** start Data for this exercise **

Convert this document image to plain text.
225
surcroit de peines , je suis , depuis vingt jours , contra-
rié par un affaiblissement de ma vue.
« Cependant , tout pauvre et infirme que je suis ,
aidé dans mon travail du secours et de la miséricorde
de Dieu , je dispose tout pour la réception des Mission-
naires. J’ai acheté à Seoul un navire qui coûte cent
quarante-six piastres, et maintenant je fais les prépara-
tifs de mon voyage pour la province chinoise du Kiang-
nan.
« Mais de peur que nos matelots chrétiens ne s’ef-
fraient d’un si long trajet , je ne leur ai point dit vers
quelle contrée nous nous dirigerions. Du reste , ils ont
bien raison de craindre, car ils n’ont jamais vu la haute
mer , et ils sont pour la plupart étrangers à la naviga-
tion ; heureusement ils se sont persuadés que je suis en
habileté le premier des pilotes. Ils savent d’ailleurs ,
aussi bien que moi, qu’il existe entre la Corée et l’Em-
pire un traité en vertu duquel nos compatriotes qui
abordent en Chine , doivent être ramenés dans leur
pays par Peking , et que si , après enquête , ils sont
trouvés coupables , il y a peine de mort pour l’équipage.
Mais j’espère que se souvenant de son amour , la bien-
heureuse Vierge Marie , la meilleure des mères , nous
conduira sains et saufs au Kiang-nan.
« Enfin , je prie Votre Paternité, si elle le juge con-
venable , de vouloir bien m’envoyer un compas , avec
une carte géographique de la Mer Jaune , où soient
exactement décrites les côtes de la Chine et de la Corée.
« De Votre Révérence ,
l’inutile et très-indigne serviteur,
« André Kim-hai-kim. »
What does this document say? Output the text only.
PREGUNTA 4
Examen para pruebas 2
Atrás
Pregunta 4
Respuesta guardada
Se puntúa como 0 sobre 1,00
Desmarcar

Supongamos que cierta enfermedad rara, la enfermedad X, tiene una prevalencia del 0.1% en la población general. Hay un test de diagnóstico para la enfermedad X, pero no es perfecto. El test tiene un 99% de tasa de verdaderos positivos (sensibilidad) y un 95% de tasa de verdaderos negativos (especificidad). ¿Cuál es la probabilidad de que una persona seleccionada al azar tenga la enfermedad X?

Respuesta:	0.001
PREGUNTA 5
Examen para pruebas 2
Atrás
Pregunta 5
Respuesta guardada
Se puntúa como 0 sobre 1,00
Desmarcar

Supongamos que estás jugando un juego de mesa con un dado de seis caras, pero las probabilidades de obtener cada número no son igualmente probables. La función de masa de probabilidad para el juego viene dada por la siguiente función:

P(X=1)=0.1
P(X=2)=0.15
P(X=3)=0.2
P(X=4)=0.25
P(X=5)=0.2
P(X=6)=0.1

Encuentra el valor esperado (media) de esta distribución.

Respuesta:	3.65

** end Data for this exercise **

Count up the lines in the listing that hold the word "text", and give that number only.

→ **Response to the exercise**:
2